* Stated exercise
Quote the records below in full, exactly as given, with the images taken out.

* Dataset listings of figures
+ + + + +

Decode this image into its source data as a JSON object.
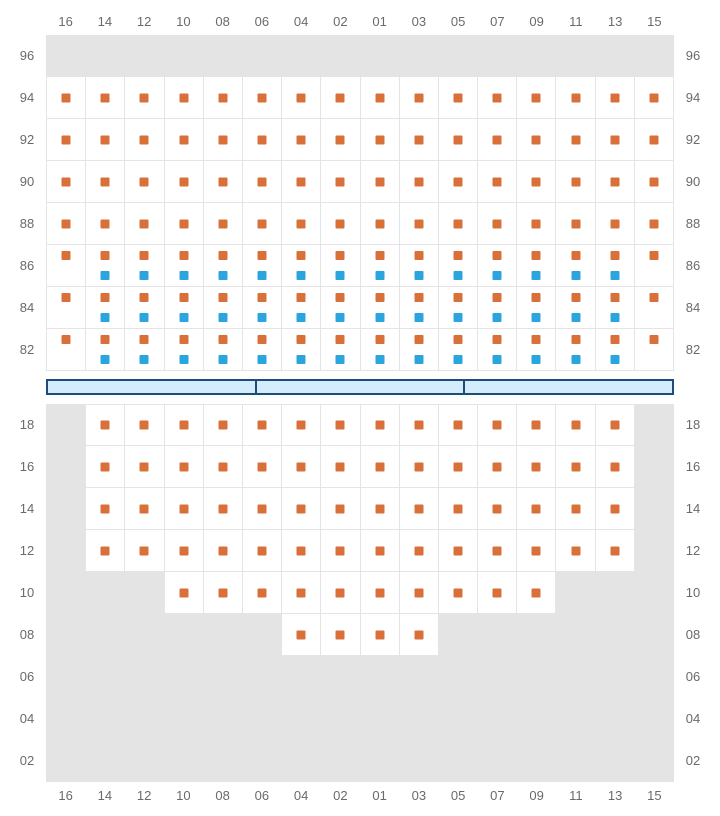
{
  "type": "seating-chart",
  "colors": {
    "orange": "#d9703a",
    "blue": "#2aa5dd",
    "cell_bg_inactive": "#e4e4e4",
    "cell_bg_active": "#ffffff",
    "border": "#e4e4e4",
    "label": "#6a6a6a",
    "divider_border": "#1a4d7a",
    "divider_fill": "#d4ecfb"
  },
  "columns": [
    "16",
    "14",
    "12",
    "10",
    "08",
    "06",
    "04",
    "02",
    "01",
    "03",
    "05",
    "07",
    "09",
    "11",
    "13",
    "15"
  ],
  "upper": {
    "rows": [
      "96",
      "94",
      "92",
      "90",
      "88",
      "86",
      "84",
      "82"
    ],
    "cells": [
      {
        "r": 0,
        "pattern": "empty_all"
      },
      {
        "r": 1,
        "pattern": "orange_all"
      },
      {
        "r": 2,
        "pattern": "orange_all"
      },
      {
        "r": 3,
        "pattern": "orange_all"
      },
      {
        "r": 4,
        "pattern": "orange_all"
      },
      {
        "r": 5,
        "pattern": "mixed",
        "cols": [
          {
            "c": 0,
            "m": [
              "orange-top"
            ]
          },
          {
            "c": 1,
            "m": [
              "orange-top",
              "blue-bot"
            ]
          },
          {
            "c": 2,
            "m": [
              "orange-top",
              "blue-bot"
            ]
          },
          {
            "c": 3,
            "m": [
              "orange-top",
              "blue-bot"
            ]
          },
          {
            "c": 4,
            "m": [
              "orange-top",
              "blue-bot"
            ]
          },
          {
            "c": 5,
            "m": [
              "orange-top",
              "blue-bot"
            ]
          },
          {
            "c": 6,
            "m": [
              "orange-top",
              "blue-bot"
            ]
          },
          {
            "c": 7,
            "m": [
              "orange-top",
              "blue-bot"
            ]
          },
          {
            "c": 8,
            "m": [
              "orange-top",
              "blue-bot"
            ]
          },
          {
            "c": 9,
            "m": [
              "orange-top",
              "blue-bot"
            ]
          },
          {
            "c": 10,
            "m": [
              "orange-top",
              "blue-bot"
            ]
          },
          {
            "c": 11,
            "m": [
              "orange-top",
              "blue-bot"
            ]
          },
          {
            "c": 12,
            "m": [
              "orange-top",
              "blue-bot"
            ]
          },
          {
            "c": 13,
            "m": [
              "orange-top",
              "blue-bot"
            ]
          },
          {
            "c": 14,
            "m": [
              "orange-top",
              "blue-bot"
            ]
          },
          {
            "c": 15,
            "m": [
              "orange-top"
            ]
          }
        ]
      },
      {
        "r": 6,
        "pattern": "mixed",
        "cols": [
          {
            "c": 0,
            "m": [
              "orange-top"
            ]
          },
          {
            "c": 1,
            "m": [
              "orange-top",
              "blue-bot"
            ]
          },
          {
            "c": 2,
            "m": [
              "orange-top",
              "blue-bot"
            ]
          },
          {
            "c": 3,
            "m": [
              "orange-top",
              "blue-bot"
            ]
          },
          {
            "c": 4,
            "m": [
              "orange-top",
              "blue-bot"
            ]
          },
          {
            "c": 5,
            "m": [
              "orange-top",
              "blue-bot"
            ]
          },
          {
            "c": 6,
            "m": [
              "orange-top",
              "blue-bot"
            ]
          },
          {
            "c": 7,
            "m": [
              "orange-top",
              "blue-bot"
            ]
          },
          {
            "c": 8,
            "m": [
              "orange-top",
              "blue-bot"
            ]
          },
          {
            "c": 9,
            "m": [
              "orange-top",
              "blue-bot"
            ]
          },
          {
            "c": 10,
            "m": [
              "orange-top",
              "blue-bot"
            ]
          },
          {
            "c": 11,
            "m": [
              "orange-top",
              "blue-bot"
            ]
          },
          {
            "c": 12,
            "m": [
              "orange-top",
              "blue-bot"
            ]
          },
          {
            "c": 13,
            "m": [
              "orange-top",
              "blue-bot"
            ]
          },
          {
            "c": 14,
            "m": [
              "orange-top",
              "blue-bot"
            ]
          },
          {
            "c": 15,
            "m": [
              "orange-top"
            ]
          }
        ]
      },
      {
        "r": 7,
        "pattern": "mixed",
        "cols": [
          {
            "c": 0,
            "m": [
              "orange-top"
            ]
          },
          {
            "c": 1,
            "m": [
              "orange-top",
              "blue-bot"
            ]
          },
          {
            "c": 2,
            "m": [
              "orange-top",
              "blue-bot"
            ]
          },
          {
            "c": 3,
            "m": [
              "orange-top",
              "blue-bot"
            ]
          },
          {
            "c": 4,
            "m": [
              "orange-top",
              "blue-bot"
            ]
          },
          {
            "c": 5,
            "m": [
              "orange-top",
              "blue-bot"
            ]
          },
          {
            "c": 6,
            "m": [
              "orange-top",
              "blue-bot"
            ]
          },
          {
            "c": 7,
            "m": [
              "orange-top",
              "blue-bot"
            ]
          },
          {
            "c": 8,
            "m": [
              "orange-top",
              "blue-bot"
            ]
          },
          {
            "c": 9,
            "m": [
              "orange-top",
              "blue-bot"
            ]
          },
          {
            "c": 10,
            "m": [
              "orange-top",
              "blue-bot"
            ]
          },
          {
            "c": 11,
            "m": [
              "orange-top",
              "blue-bot"
            ]
          },
          {
            "c": 12,
            "m": [
              "orange-top",
              "blue-bot"
            ]
          },
          {
            "c": 13,
            "m": [
              "orange-top",
              "blue-bot"
            ]
          },
          {
            "c": 14,
            "m": [
              "orange-top",
              "blue-bot"
            ]
          },
          {
            "c": 15,
            "m": [
              "orange-top"
            ]
          }
        ]
      }
    ]
  },
  "divider_segments": 3,
  "lower": {
    "rows": [
      "18",
      "16",
      "14",
      "12",
      "10",
      "08",
      "06",
      "04",
      "02"
    ],
    "cells": [
      {
        "r": 0,
        "active": [
          1,
          14
        ],
        "orange": [
          1,
          14
        ]
      },
      {
        "r": 1,
        "active": [
          1,
          14
        ],
        "orange": [
          1,
          14
        ]
      },
      {
        "r": 2,
        "active": [
          1,
          14
        ],
        "orange": [
          1,
          14
        ]
      },
      {
        "r": 3,
        "active": [
          1,
          14
        ],
        "orange": [
          1,
          14
        ]
      },
      {
        "r": 4,
        "active": [
          3,
          12
        ],
        "orange": [
          3,
          12
        ]
      },
      {
        "r": 5,
        "active": [
          6,
          9
        ],
        "orange": [
          6,
          9
        ]
      },
      {
        "r": 6,
        "active": null,
        "orange": null
      },
      {
        "r": 7,
        "active": null,
        "orange": null
      },
      {
        "r": 8,
        "active": null,
        "orange": null
      }
    ]
  }
}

+ + + + +

* Finished task
Decode this image into its source data as a JSON object.
{
  "type": "seating-chart",
  "colors": {
    "orange": "#d9703a",
    "blue": "#2aa5dd",
    "cell_bg_inactive": "#e4e4e4",
    "cell_bg_active": "#ffffff",
    "border": "#e4e4e4",
    "label": "#6a6a6a",
    "divider_border": "#1a4d7a",
    "divider_fill": "#d4ecfb"
  },
  "columns": [
    "16",
    "14",
    "12",
    "10",
    "08",
    "06",
    "04",
    "02",
    "01",
    "03",
    "05",
    "07",
    "09",
    "11",
    "13",
    "15"
  ],
  "upper": {
    "rows": [
      "96",
      "94",
      "92",
      "90",
      "88",
      "86",
      "84",
      "82"
    ],
    "cells": [
      {
        "r": 0,
        "pattern": "empty_all"
      },
      {
        "r": 1,
        "pattern": "orange_all"
      },
      {
        "r": 2,
        "pattern": "orange_all"
      },
      {
        "r": 3,
        "pattern": "orange_all"
      },
      {
        "r": 4,
        "pattern": "orange_all"
      },
      {
        "r": 5,
        "pattern": "mixed",
        "cols": [
          {
            "c": 0,
            "m": [
              "orange-top"
            ]
          },
          {
            "c": 1,
            "m": [
              "orange-top",
              "blue-bot"
            ]
          },
          {
            "c": 2,
            "m": [
              "orange-top",
              "blue-bot"
            ]
          },
          {
            "c": 3,
            "m": [
              "orange-top",
              "blue-bot"
            ]
          },
          {
            "c": 4,
            "m": [
              "orange-top",
              "blue-bot"
            ]
          },
          {
            "c": 5,
            "m": [
              "orange-top",
              "blue-bot"
            ]
          },
          {
            "c": 6,
            "m": [
              "orange-top",
              "blue-bot"
            ]
          },
          {
            "c": 7,
            "m": [
              "orange-top",
              "blue-bot"
            ]
          },
          {
            "c": 8,
            "m": [
              "orange-top",
              "blue-bot"
            ]
          },
          {
            "c": 9,
            "m": [
              "orange-top",
              "blue-bot"
            ]
          },
          {
            "c": 10,
            "m": [
              "orange-top",
              "blue-bot"
            ]
          },
          {
            "c": 11,
            "m": [
              "orange-top",
              "blue-bot"
            ]
          },
          {
            "c": 12,
            "m": [
              "orange-top",
              "blue-bot"
            ]
          },
          {
            "c": 13,
            "m": [
              "orange-top",
              "blue-bot"
            ]
          },
          {
            "c": 14,
            "m": [
              "orange-top",
              "blue-bot"
            ]
          },
          {
            "c": 15,
            "m": [
              "orange-top"
            ]
          }
        ]
      },
      {
        "r": 6,
        "pattern": "mixed",
        "cols": [
          {
            "c": 0,
            "m": [
              "orange-top"
            ]
          },
          {
            "c": 1,
            "m": [
              "orange-top",
              "blue-bot"
            ]
          },
          {
            "c": 2,
            "m": [
              "orange-top",
              "blue-bot"
            ]
          },
          {
            "c": 3,
            "m": [
              "orange-top",
              "blue-bot"
            ]
          },
          {
            "c": 4,
            "m": [
              "orange-top",
              "blue-bot"
            ]
          },
          {
            "c": 5,
            "m": [
              "orange-top",
              "blue-bot"
            ]
          },
          {
            "c": 6,
            "m": [
              "orange-top",
              "blue-bot"
            ]
          },
          {
            "c": 7,
            "m": [
              "orange-top",
              "blue-bot"
            ]
          },
          {
            "c": 8,
            "m": [
              "orange-top",
              "blue-bot"
            ]
          },
          {
            "c": 9,
            "m": [
              "orange-top",
              "blue-bot"
            ]
          },
          {
            "c": 10,
            "m": [
              "orange-top",
              "blue-bot"
            ]
          },
          {
            "c": 11,
            "m": [
              "orange-top",
              "blue-bot"
            ]
          },
          {
            "c": 12,
            "m": [
              "orange-top",
              "blue-bot"
            ]
          },
          {
            "c": 13,
            "m": [
              "orange-top",
              "blue-bot"
            ]
          },
          {
            "c": 14,
            "m": [
              "orange-top",
              "blue-bot"
            ]
          },
          {
            "c": 15,
            "m": [
              "orange-top"
            ]
          }
        ]
      },
      {
        "r": 7,
        "pattern": "mixed",
        "cols": [
          {
            "c": 0,
            "m": [
              "orange-top"
            ]
          },
          {
            "c": 1,
            "m": [
              "orange-top",
              "blue-bot"
            ]
          },
          {
            "c": 2,
            "m": [
              "orange-top",
              "blue-bot"
            ]
          },
          {
            "c": 3,
            "m": [
              "orange-top",
              "blue-bot"
            ]
          },
          {
            "c": 4,
            "m": [
              "orange-top",
              "blue-bot"
            ]
          },
          {
            "c": 5,
            "m": [
              "orange-top",
              "blue-bot"
            ]
          },
          {
            "c": 6,
            "m": [
              "orange-top",
              "blue-bot"
            ]
          },
          {
            "c": 7,
            "m": [
              "orange-top",
              "blue-bot"
            ]
          },
          {
            "c": 8,
            "m": [
              "orange-top",
              "blue-bot"
            ]
          },
          {
            "c": 9,
            "m": [
              "orange-top",
              "blue-bot"
            ]
          },
          {
            "c": 10,
            "m": [
              "orange-top",
              "blue-bot"
            ]
          },
          {
            "c": 11,
            "m": [
              "orange-top",
              "blue-bot"
            ]
          },
          {
            "c": 12,
            "m": [
              "orange-top",
              "blue-bot"
            ]
          },
          {
            "c": 13,
            "m": [
              "orange-top",
              "blue-bot"
            ]
          },
          {
            "c": 14,
            "m": [
              "orange-top",
              "blue-bot"
            ]
          },
          {
            "c": 15,
            "m": [
              "orange-top"
            ]
          }
        ]
      }
    ]
  },
  "divider_segments": 3,
  "lower": {
    "rows": [
      "18",
      "16",
      "14",
      "12",
      "10",
      "08",
      "06",
      "04",
      "02"
    ],
    "cells": [
      {
        "r": 0,
        "active": [
          1,
          14
        ],
        "orange": [
          1,
          14
        ]
      },
      {
        "r": 1,
        "active": [
          1,
          14
        ],
        "orange": [
          1,
          14
        ]
      },
      {
        "r": 2,
        "active": [
          1,
          14
        ],
        "orange": [
          1,
          14
        ]
      },
      {
        "r": 3,
        "active": [
          1,
          14
        ],
        "orange": [
          1,
          14
        ]
      },
      {
        "r": 4,
        "active": [
          3,
          12
        ],
        "orange": [
          3,
          12
        ]
      },
      {
        "r": 5,
        "active": [
          6,
          9
        ],
        "orange": [
          6,
          9
        ]
      },
      {
        "r": 6,
        "active": null,
        "orange": null
      },
      {
        "r": 7,
        "active": null,
        "orange": null
      },
      {
        "r": 8,
        "active": null,
        "orange": null
      }
    ]
  }
}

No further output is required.